> **Work to be completed**
Can you restate the records below word for word?

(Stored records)

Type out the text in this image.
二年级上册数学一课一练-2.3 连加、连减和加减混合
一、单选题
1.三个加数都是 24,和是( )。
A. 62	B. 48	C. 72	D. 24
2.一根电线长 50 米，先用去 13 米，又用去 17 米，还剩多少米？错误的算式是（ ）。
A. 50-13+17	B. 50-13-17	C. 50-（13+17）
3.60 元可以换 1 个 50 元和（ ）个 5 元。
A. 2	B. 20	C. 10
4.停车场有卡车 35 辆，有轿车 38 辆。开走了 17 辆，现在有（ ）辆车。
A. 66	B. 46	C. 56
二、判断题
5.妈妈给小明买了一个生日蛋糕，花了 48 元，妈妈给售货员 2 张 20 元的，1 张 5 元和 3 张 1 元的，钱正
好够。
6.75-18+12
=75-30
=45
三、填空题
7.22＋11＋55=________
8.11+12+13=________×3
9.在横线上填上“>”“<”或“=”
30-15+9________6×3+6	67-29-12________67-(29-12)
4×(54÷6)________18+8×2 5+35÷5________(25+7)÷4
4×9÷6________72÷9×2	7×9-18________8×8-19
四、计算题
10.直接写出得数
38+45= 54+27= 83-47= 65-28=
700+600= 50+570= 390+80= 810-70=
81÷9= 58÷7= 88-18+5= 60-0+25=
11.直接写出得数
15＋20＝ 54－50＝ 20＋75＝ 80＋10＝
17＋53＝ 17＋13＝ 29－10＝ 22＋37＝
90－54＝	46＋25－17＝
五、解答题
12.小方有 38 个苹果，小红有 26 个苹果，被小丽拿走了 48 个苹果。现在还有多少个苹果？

> **Result of this exercise**
Type out the text in this image.
二年级上册数学一课一练-2.3 连加、连减和加减混合
一、单选题
1.三个加数都是 24,和是( )。
A. 62	B. 48	C. 72	D. 24
2.一根电线长 50 米，先用去 13 米，又用去 17 米，还剩多少米？错误的算式是（ ）。
A. 50-13+17	B. 50-13-17	C. 50-（13+17）
3.60 元可以换 1 个 50 元和（ ）个 5 元。
A. 2	B. 20	C. 10
4.停车场有卡车 35 辆，有轿车 38 辆。开走了 17 辆，现在有（ ）辆车。
A. 66	B. 46	C. 56
二、判断题
5.妈妈给小明买了一个生日蛋糕，花了 48 元，妈妈给售货员 2 张 20 元的，1 张 5 元和 3 张 1 元的，钱正
好够。
6.75-18+12
=75-30
=45
三、填空题
7.22＋11＋55=________
8.11+12+13=________×3
9.在横线上填上“>”“<”或“=”
30-15+9________6×3+6	67-29-12________67-(29-12)
4×(54÷6)________18+8×2 5+35÷5________(25+7)÷4
4×9÷6________72÷9×2	7×9-18________8×8-19
四、计算题
10.直接写出得数
38+45= 54+27= 83-47= 65-28=
700+600= 50+570= 390+80= 810-70=
81÷9= 58÷7= 88-18+5= 60-0+25=
11.直接写出得数
15＋20＝ 54－50＝ 20＋75＝ 80＋10＝
17＋53＝ 17＋13＝ 29－10＝ 22＋37＝
90－54＝	46＋25－17＝
五、解答题
12.小方有 38 个苹果，小红有 26 个苹果，被小丽拿走了 48 个苹果。现在还有多少个苹果？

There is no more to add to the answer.